§ Task objective: Copy out lines with the word "values" from the material that follows.

==== Material provided

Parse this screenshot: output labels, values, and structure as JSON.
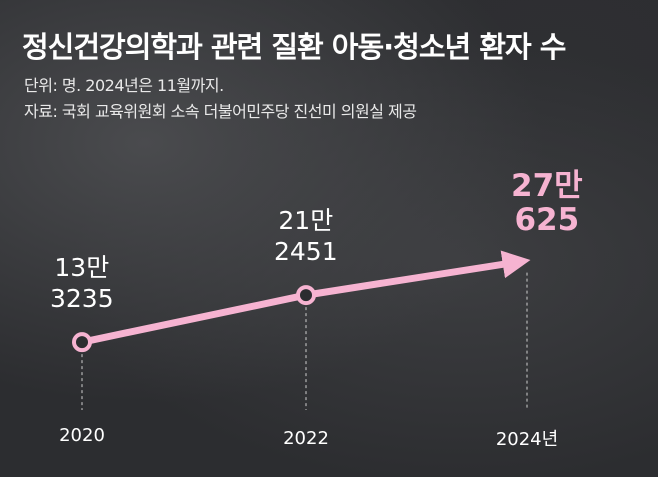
{
  "header": {
    "title": "정신건강의학과 관련 질환 아동·청소년 환자 수",
    "unit_note": "단위: 명. 2024년은 11월까지.",
    "source": "자료: 국회 교육위원회 소속 더불어민주당 진선미 의원실 제공"
  },
  "chart_data": {
    "type": "line",
    "title": "정신건강의학과 관련 질환 아동·청소년 환자 수",
    "xlabel": "",
    "ylabel": "",
    "x": [
      "2020",
      "2022",
      "2024년"
    ],
    "values": [
      133235,
      212451,
      270625
    ],
    "labels": [
      {
        "line1": "13만",
        "line2": "3235"
      },
      {
        "line1": "21만",
        "line2": "2451"
      },
      {
        "line1": "27만",
        "line2": "625"
      }
    ],
    "ylim": [
      120000,
      280000
    ],
    "grid": false,
    "legend": "none",
    "colors": {
      "line": "#f6b3d1",
      "marker_fill": "#2c2d30",
      "highlight_label": "#f6b3d1"
    }
  }
}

========

§ Solved exercise:
Parse this screenshot: output labels, values, and structure as JSON.
    "values": [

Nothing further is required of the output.